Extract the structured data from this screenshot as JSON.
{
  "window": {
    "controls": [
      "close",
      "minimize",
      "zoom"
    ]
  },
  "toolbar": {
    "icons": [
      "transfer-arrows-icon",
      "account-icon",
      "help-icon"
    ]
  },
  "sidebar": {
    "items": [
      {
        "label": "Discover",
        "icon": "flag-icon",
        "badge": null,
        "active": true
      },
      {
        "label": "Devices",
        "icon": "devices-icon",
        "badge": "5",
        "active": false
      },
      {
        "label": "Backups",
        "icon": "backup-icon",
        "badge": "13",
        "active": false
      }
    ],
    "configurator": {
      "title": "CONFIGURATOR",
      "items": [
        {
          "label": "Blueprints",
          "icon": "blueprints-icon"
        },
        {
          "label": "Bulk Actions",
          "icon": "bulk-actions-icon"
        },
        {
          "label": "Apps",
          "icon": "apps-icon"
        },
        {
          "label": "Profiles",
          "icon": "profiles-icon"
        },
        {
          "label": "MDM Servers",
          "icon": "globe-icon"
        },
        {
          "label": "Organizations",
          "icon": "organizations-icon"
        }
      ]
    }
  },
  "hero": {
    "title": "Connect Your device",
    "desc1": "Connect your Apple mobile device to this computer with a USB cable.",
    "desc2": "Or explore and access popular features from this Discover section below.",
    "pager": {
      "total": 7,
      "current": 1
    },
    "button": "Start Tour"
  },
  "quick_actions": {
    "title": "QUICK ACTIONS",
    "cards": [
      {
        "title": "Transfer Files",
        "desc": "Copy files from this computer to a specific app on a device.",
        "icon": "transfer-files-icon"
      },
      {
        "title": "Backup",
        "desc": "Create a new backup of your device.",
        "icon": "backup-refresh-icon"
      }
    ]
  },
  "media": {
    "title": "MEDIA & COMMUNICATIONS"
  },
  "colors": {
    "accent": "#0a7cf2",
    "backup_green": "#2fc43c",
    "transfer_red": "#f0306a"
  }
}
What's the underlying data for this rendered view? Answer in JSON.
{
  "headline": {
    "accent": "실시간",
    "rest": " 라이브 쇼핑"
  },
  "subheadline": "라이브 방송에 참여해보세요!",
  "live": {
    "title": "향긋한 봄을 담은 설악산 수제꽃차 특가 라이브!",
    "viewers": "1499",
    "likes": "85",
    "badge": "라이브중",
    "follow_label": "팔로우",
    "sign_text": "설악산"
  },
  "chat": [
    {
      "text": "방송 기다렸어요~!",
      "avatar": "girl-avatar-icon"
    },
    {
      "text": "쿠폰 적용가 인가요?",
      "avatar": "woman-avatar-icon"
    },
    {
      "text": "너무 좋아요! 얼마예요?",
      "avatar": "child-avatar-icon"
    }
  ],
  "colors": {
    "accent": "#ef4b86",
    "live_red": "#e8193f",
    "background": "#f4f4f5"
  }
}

· · · · · · ·

Directions:
Copy every line in the listing above where the string "this" turns up.

Exercise response:
Extract the structured data from this screenshot as JSON.
    "desc1": "Connect your Apple mobile device to this computer with a USB cable.",
    "desc2": "Or explore and access popular features from this Discover section below.",
        "desc": "Copy files from this computer to a specific app on a device.",
What's the underlying data for this rendered view? Answer in JSON.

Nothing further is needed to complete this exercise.